= What the task requires =
Transcribe every line of the records verbatim.

= Extracted information =
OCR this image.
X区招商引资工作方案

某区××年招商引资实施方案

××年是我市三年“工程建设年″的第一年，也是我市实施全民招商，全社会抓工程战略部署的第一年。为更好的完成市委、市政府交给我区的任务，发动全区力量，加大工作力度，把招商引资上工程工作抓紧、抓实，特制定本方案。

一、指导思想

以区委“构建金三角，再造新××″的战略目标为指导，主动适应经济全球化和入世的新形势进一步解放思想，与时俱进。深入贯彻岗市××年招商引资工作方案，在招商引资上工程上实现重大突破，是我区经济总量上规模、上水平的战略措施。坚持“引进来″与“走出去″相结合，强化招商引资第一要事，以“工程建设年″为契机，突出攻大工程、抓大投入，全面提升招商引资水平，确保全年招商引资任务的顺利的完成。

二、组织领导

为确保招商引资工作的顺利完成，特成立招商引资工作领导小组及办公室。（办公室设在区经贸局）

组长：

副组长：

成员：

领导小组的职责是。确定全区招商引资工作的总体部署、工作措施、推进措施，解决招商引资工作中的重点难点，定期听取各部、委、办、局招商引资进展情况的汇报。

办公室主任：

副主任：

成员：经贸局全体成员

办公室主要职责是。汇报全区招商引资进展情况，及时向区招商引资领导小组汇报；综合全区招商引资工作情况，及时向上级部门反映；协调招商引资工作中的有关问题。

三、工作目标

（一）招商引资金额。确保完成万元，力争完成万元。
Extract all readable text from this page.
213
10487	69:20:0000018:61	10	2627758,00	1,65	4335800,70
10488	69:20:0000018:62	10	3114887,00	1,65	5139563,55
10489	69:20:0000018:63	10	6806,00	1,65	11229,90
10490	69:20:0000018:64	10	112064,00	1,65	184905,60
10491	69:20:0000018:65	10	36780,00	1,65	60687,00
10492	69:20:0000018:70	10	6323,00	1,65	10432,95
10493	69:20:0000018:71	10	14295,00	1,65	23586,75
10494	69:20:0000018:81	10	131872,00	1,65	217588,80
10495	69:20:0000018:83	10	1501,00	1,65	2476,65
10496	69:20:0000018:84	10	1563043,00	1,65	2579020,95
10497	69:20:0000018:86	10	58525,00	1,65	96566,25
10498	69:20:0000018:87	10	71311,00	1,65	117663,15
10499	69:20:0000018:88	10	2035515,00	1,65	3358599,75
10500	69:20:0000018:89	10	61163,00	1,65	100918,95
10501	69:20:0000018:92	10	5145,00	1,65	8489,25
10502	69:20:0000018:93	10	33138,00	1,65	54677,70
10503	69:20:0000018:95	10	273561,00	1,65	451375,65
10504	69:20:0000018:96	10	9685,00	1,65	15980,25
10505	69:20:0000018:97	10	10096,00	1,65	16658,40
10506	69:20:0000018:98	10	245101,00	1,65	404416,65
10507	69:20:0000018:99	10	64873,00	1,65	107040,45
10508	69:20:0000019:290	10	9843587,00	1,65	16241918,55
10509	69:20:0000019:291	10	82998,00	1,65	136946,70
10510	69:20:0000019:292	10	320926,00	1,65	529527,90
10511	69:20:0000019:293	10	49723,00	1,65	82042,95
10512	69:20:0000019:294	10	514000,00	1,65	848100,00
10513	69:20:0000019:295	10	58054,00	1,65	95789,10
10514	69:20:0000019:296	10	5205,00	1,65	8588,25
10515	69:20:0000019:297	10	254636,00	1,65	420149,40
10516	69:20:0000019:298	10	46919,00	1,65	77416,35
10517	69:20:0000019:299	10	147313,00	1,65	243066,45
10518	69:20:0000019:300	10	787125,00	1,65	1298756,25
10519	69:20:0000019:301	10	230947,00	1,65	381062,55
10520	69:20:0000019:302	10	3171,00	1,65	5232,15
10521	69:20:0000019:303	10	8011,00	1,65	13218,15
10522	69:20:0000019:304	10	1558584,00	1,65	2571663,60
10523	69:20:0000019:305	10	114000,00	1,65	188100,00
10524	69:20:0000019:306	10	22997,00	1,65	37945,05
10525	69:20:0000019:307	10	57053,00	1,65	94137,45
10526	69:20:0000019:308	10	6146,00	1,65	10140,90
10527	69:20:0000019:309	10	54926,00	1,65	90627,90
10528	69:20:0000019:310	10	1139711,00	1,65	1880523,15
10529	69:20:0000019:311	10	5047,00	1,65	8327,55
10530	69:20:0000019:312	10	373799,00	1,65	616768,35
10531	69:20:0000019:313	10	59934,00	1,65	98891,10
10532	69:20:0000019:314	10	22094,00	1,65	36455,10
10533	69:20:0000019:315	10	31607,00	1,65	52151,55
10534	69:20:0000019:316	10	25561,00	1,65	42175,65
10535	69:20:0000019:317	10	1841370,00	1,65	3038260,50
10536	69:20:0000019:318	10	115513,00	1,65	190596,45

= Finished task =
OCR this image.
X区招商引资工作方案

某区××年招商引资实施方案

××年是我市三年“工程建设年″的第一年，也是我市实施全民招商，全社会抓工程战略部署的第一年。为更好的完成市委、市政府交给我区的任务，发动全区力量，加大工作力度，把招商引资上工程工作抓紧、抓实，特制定本方案。

一、指导思想

以区委“构建金三角，再造新××″的战略目标为指导，主动适应经济全球化和入世的新形势进一步解放思想，与时俱进。深入贯彻岗市××年招商引资工作方案，在招商引资上工程上实现重大突破，是我区经济总量上规模、上水平的战略措施。坚持“引进来″与“走出去″相结合，强化招商引资第一要事，以“工程建设年″为契机，突出攻大工程、抓大投入，全面提升招商引资水平，确保全年招商引资任务的顺利的完成。

二、组织领导

为确保招商引资工作的顺利完成，特成立招商引资工作领导小组及办公室。（办公室设在区经贸局）

组长：

副组长：

成员：

领导小组的职责是。确定全区招商引资工作的总体部署、工作措施、推进措施，解决招商引资工作中的重点难点，定期听取各部、委、办、局招商引资进展情况的汇报。

办公室主任：

副主任：

成员：经贸局全体成员

办公室主要职责是。汇报全区招商引资进展情况，及时向区招商引资领导小组汇报；综合全区招商引资工作情况，及时向上级部门反映；协调招商引资工作中的有关问题。

三、工作目标

（一）招商引资金额。确保完成万元，力争完成万元。
Extract all readable text from this page.
213
10487	69:20:0000018:61	10	2627758,00	1,65	4335800,70
10488	69:20:0000018:62	10	3114887,00	1,65	5139563,55
10489	69:20:0000018:63	10	6806,00	1,65	11229,90
10490	69:20:0000018:64	10	112064,00	1,65	184905,60
10491	69:20:0000018:65	10	36780,00	1,65	60687,00
10492	69:20:0000018:70	10	6323,00	1,65	10432,95
10493	69:20:0000018:71	10	14295,00	1,65	23586,75
10494	69:20:0000018:81	10	131872,00	1,65	217588,80
10495	69:20:0000018:83	10	1501,00	1,65	2476,65
10496	69:20:0000018:84	10	1563043,00	1,65	2579020,95
10497	69:20:0000018:86	10	58525,00	1,65	96566,25
10498	69:20:0000018:87	10	71311,00	1,65	117663,15
10499	69:20:0000018:88	10	2035515,00	1,65	3358599,75
10500	69:20:0000018:89	10	61163,00	1,65	100918,95
10501	69:20:0000018:92	10	5145,00	1,65	8489,25
10502	69:20:0000018:93	10	33138,00	1,65	54677,70
10503	69:20:0000018:95	10	273561,00	1,65	451375,65
10504	69:20:0000018:96	10	9685,00	1,65	15980,25
10505	69:20:0000018:97	10	10096,00	1,65	16658,40
10506	69:20:0000018:98	10	245101,00	1,65	404416,65
10507	69:20:0000018:99	10	64873,00	1,65	107040,45
10508	69:20:0000019:290	10	9843587,00	1,65	16241918,55
10509	69:20:0000019:291	10	82998,00	1,65	136946,70
10510	69:20:0000019:292	10	320926,00	1,65	529527,90
10511	69:20:0000019:293	10	49723,00	1,65	82042,95
10512	69:20:0000019:294	10	514000,00	1,65	848100,00
10513	69:20:0000019:295	10	58054,00	1,65	95789,10
10514	69:20:0000019:296	10	5205,00	1,65	8588,25
10515	69:20:0000019:297	10	254636,00	1,65	420149,40
10516	69:20:0000019:298	10	46919,00	1,65	77416,35
10517	69:20:0000019:299	10	147313,00	1,65	243066,45
10518	69:20:0000019:300	10	787125,00	1,65	1298756,25
10519	69:20:0000019:301	10	230947,00	1,65	381062,55
10520	69:20:0000019:302	10	3171,00	1,65	5232,15
10521	69:20:0000019:303	10	8011,00	1,65	13218,15
10522	69:20:0000019:304	10	1558584,00	1,65	2571663,60
10523	69:20:0000019:305	10	114000,00	1,65	188100,00
10524	69:20:0000019:306	10	22997,00	1,65	37945,05
10525	69:20:0000019:307	10	57053,00	1,65	94137,45
10526	69:20:0000019:308	10	6146,00	1,65	10140,90
10527	69:20:0000019:309	10	54926,00	1,65	90627,90
10528	69:20:0000019:310	10	1139711,00	1,65	1880523,15
10529	69:20:0000019:311	10	5047,00	1,65	8327,55
10530	69:20:0000019:312	10	373799,00	1,65	616768,35
10531	69:20:0000019:313	10	59934,00	1,65	98891,10
10532	69:20:0000019:314	10	22094,00	1,65	36455,10
10533	69:20:0000019:315	10	31607,00	1,65	52151,55
10534	69:20:0000019:316	10	25561,00	1,65	42175,65
10535	69:20:0000019:317	10	1841370,00	1,65	3038260,50
10536	69:20:0000019:318	10	115513,00	1,65	190596,45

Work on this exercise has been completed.